Input for this task:
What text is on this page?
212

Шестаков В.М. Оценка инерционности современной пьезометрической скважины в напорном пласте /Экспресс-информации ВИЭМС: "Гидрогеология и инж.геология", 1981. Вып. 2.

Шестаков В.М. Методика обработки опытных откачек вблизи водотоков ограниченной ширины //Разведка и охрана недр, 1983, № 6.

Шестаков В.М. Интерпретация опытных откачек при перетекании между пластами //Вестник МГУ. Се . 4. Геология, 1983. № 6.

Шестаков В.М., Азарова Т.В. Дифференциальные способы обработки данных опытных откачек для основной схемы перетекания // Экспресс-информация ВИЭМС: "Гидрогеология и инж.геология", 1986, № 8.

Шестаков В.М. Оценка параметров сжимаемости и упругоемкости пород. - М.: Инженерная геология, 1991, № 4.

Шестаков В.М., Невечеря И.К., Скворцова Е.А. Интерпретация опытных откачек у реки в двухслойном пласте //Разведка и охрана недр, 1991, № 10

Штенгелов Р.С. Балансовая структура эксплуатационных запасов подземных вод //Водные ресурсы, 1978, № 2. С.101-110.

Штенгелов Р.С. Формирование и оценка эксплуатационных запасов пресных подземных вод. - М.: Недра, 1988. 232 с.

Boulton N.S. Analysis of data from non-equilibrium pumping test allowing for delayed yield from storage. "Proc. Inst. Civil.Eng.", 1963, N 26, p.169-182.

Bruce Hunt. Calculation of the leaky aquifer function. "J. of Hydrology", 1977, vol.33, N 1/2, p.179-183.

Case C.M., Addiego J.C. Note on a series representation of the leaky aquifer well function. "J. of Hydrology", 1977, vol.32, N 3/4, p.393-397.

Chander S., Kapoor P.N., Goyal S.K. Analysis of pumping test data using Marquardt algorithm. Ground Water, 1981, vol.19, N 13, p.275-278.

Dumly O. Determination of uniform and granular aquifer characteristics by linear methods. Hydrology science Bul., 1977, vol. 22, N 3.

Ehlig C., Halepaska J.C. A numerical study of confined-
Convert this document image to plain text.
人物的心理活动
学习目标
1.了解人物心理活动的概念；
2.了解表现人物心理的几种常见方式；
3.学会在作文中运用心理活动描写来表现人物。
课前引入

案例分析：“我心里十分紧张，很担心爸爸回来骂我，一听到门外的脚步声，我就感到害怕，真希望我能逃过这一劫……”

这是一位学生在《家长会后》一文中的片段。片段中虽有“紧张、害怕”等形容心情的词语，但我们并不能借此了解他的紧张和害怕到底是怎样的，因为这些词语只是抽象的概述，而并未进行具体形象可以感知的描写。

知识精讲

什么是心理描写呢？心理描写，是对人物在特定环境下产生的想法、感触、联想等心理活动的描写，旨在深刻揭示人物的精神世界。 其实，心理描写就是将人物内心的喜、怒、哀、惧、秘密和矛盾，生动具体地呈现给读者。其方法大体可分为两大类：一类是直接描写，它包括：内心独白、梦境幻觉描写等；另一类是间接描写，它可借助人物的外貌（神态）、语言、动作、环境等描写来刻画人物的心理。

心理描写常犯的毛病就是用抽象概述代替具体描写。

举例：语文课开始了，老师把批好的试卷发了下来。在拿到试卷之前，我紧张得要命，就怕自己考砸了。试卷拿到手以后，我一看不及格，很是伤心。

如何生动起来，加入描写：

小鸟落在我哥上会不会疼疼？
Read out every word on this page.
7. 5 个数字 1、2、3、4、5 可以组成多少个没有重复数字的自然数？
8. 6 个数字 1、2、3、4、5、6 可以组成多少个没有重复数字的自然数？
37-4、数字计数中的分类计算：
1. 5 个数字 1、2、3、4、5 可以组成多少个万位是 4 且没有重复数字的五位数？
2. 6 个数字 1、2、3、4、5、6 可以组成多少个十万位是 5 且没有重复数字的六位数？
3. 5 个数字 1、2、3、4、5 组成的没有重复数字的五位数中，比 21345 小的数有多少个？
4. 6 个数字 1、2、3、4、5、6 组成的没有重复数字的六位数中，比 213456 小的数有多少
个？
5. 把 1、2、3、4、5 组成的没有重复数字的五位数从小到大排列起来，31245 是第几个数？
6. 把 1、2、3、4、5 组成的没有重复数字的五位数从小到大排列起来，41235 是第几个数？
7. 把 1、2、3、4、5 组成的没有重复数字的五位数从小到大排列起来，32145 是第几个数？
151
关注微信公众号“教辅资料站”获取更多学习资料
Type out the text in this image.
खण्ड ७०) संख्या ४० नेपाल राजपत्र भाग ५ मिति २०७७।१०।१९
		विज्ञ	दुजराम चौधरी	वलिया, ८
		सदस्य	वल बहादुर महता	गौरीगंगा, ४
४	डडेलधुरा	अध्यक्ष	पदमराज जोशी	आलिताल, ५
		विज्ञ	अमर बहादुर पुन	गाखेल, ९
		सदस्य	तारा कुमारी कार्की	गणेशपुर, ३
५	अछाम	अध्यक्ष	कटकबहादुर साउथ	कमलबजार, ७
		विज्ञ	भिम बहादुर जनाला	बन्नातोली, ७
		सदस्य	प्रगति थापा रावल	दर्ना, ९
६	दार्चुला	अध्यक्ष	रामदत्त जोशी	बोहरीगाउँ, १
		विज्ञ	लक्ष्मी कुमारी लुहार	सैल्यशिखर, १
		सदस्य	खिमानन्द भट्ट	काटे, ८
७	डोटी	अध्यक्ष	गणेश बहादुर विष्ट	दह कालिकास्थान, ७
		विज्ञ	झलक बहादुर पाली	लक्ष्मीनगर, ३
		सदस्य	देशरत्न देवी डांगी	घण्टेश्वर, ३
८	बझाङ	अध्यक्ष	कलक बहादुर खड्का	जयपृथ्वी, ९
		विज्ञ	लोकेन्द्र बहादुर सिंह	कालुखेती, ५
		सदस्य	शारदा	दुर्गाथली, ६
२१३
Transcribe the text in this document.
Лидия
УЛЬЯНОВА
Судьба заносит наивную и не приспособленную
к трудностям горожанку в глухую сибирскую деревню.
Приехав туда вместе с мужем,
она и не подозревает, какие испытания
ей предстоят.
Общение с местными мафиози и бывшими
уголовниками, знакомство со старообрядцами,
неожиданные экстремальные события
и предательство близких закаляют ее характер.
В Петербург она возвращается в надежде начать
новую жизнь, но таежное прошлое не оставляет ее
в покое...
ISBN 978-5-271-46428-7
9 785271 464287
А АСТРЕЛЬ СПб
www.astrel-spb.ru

What is being asked:
Take the records above and return them exactly as written.

Correct response:
What text is on this page?
212

Шестаков В.М. Оценка инерционности современной пьезометрической скважины в напорном пласте /Экспресс-информации ВИЭМС: "Гидрогеология и инж.геология", 1981. Вып. 2.

Шестаков В.М. Методика обработки опытных откачек вблизи водотоков ограниченной ширины //Разведка и охрана недр, 1983, № 6.

Шестаков В.М. Интерпретация опытных откачек при перетекании между пластами //Вестник МГУ. Се . 4. Геология, 1983. № 6.

Шестаков В.М., Азарова Т.В. Дифференциальные способы обработки данных опытных откачек для основной схемы перетекания // Экспресс-информация ВИЭМС: "Гидрогеология и инж.геология", 1986, № 8.

Шестаков В.М. Оценка параметров сжимаемости и упругоемкости пород. - М.: Инженерная геология, 1991, № 4.

Шестаков В.М., Невечеря И.К., Скворцова Е.А. Интерпретация опытных откачек у реки в двухслойном пласте //Разведка и охрана недр, 1991, № 10

Штенгелов Р.С. Балансовая структура эксплуатационных запасов подземных вод //Водные ресурсы, 1978, № 2. С.101-110.

Штенгелов Р.С. Формирование и оценка эксплуатационных запасов пресных подземных вод. - М.: Недра, 1988. 232 с.

Boulton N.S. Analysis of data from non-equilibrium pumping test allowing for delayed yield from storage. "Proc. Inst. Civil.Eng.", 1963, N 26, p.169-182.

Bruce Hunt. Calculation of the leaky aquifer function. "J. of Hydrology", 1977, vol.33, N 1/2, p.179-183.

Case C.M., Addiego J.C. Note on a series representation of the leaky aquifer well function. "J. of Hydrology", 1977, vol.32, N 3/4, p.393-397.

Chander S., Kapoor P.N., Goyal S.K. Analysis of pumping test data using Marquardt algorithm. Ground Water, 1981, vol.19, N 13, p.275-278.

Dumly O. Determination of uniform and granular aquifer characteristics by linear methods. Hydrology science Bul., 1977, vol. 22, N 3.

Ehlig C., Halepaska J.C. A numerical study of confined-
Convert this document image to plain text.
人物的心理活动
学习目标
1.了解人物心理活动的概念；
2.了解表现人物心理的几种常见方式；
3.学会在作文中运用心理活动描写来表现人物。
课前引入

案例分析：“我心里十分紧张，很担心爸爸回来骂我，一听到门外的脚步声，我就感到害怕，真希望我能逃过这一劫……”

这是一位学生在《家长会后》一文中的片段。片段中虽有“紧张、害怕”等形容心情的词语，但我们并不能借此了解他的紧张和害怕到底是怎样的，因为这些词语只是抽象的概述，而并未进行具体形象可以感知的描写。

知识精讲

什么是心理描写呢？心理描写，是对人物在特定环境下产生的想法、感触、联想等心理活动的描写，旨在深刻揭示人物的精神世界。 其实，心理描写就是将人物内心的喜、怒、哀、惧、秘密和矛盾，生动具体地呈现给读者。其方法大体可分为两大类：一类是直接描写，它包括：内心独白、梦境幻觉描写等；另一类是间接描写，它可借助人物的外貌（神态）、语言、动作、环境等描写来刻画人物的心理。

心理描写常犯的毛病就是用抽象概述代替具体描写。

举例：语文课开始了，老师把批好的试卷发了下来。在拿到试卷之前，我紧张得要命，就怕自己考砸了。试卷拿到手以后，我一看不及格，很是伤心。

如何生动起来，加入描写：

小鸟落在我哥上会不会疼疼？
Read out every word on this page.
7. 5 个数字 1、2、3、4、5 可以组成多少个没有重复数字的自然数？
8. 6 个数字 1、2、3、4、5、6 可以组成多少个没有重复数字的自然数？
37-4、数字计数中的分类计算：
1. 5 个数字 1、2、3、4、5 可以组成多少个万位是 4 且没有重复数字的五位数？
2. 6 个数字 1、2、3、4、5、6 可以组成多少个十万位是 5 且没有重复数字的六位数？
3. 5 个数字 1、2、3、4、5 组成的没有重复数字的五位数中，比 21345 小的数有多少个？
4. 6 个数字 1、2、3、4、5、6 组成的没有重复数字的六位数中，比 213456 小的数有多少
个？
5. 把 1、2、3、4、5 组成的没有重复数字的五位数从小到大排列起来，31245 是第几个数？
6. 把 1、2、3、4、5 组成的没有重复数字的五位数从小到大排列起来，41235 是第几个数？
7. 把 1、2、3、4、5 组成的没有重复数字的五位数从小到大排列起来，32145 是第几个数？
151
关注微信公众号“教辅资料站”获取更多学习资料
Type out the text in this image.
खण्ड ७०) संख्या ४० नेपाल राजपत्र भाग ५ मिति २०७७।१०।१९
		विज्ञ	दुजराम चौधरी	वलिया, ८
		सदस्य	वल बहादुर महता	गौरीगंगा, ४
४	डडेलधुरा	अध्यक्ष	पदमराज जोशी	आलिताल, ५
		विज्ञ	अमर बहादुर पुन	गाखेल, ९
		सदस्य	तारा कुमारी कार्की	गणेशपुर, ३
५	अछाम	अध्यक्ष	कटकबहादुर साउथ	कमलबजार, ७
		विज्ञ	भिम बहादुर जनाला	बन्नातोली, ७
		सदस्य	प्रगति थापा रावल	दर्ना, ९
६	दार्चुला	अध्यक्ष	रामदत्त जोशी	बोहरीगाउँ, १
		विज्ञ	लक्ष्मी कुमारी लुहार	सैल्यशिखर, १
		सदस्य	खिमानन्द भट्ट	काटे, ८
७	डोटी	अध्यक्ष	गणेश बहादुर विष्ट	दह कालिकास्थान, ७
		विज्ञ	झलक बहादुर पाली	लक्ष्मीनगर, ३
		सदस्य	देशरत्न देवी डांगी	घण्टेश्वर, ३
८	बझाङ	अध्यक्ष	कलक बहादुर खड्का	जयपृथ्वी, ९
		विज्ञ	लोकेन्द्र बहादुर सिंह	कालुखेती, ५
		सदस्य	शारदा	दुर्गाथली, ६
२१३
Transcribe the text in this document.
Лидия
УЛЬЯНОВА
Судьба заносит наивную и не приспособленную
к трудностям горожанку в глухую сибирскую деревню.
Приехав туда вместе с мужем,
она и не подозревает, какие испытания
ей предстоят.
Общение с местными мафиози и бывшими
уголовниками, знакомство со старообрядцами,
неожиданные экстремальные события
и предательство близких закаляют ее характер.
В Петербург она возвращается в надежде начать
новую жизнь, но таежное прошлое не оставляет ее
в покое...
ISBN 978-5-271-46428-7
9 785271 464287
А АСТРЕЛЬ СПб
www.astrel-spb.ru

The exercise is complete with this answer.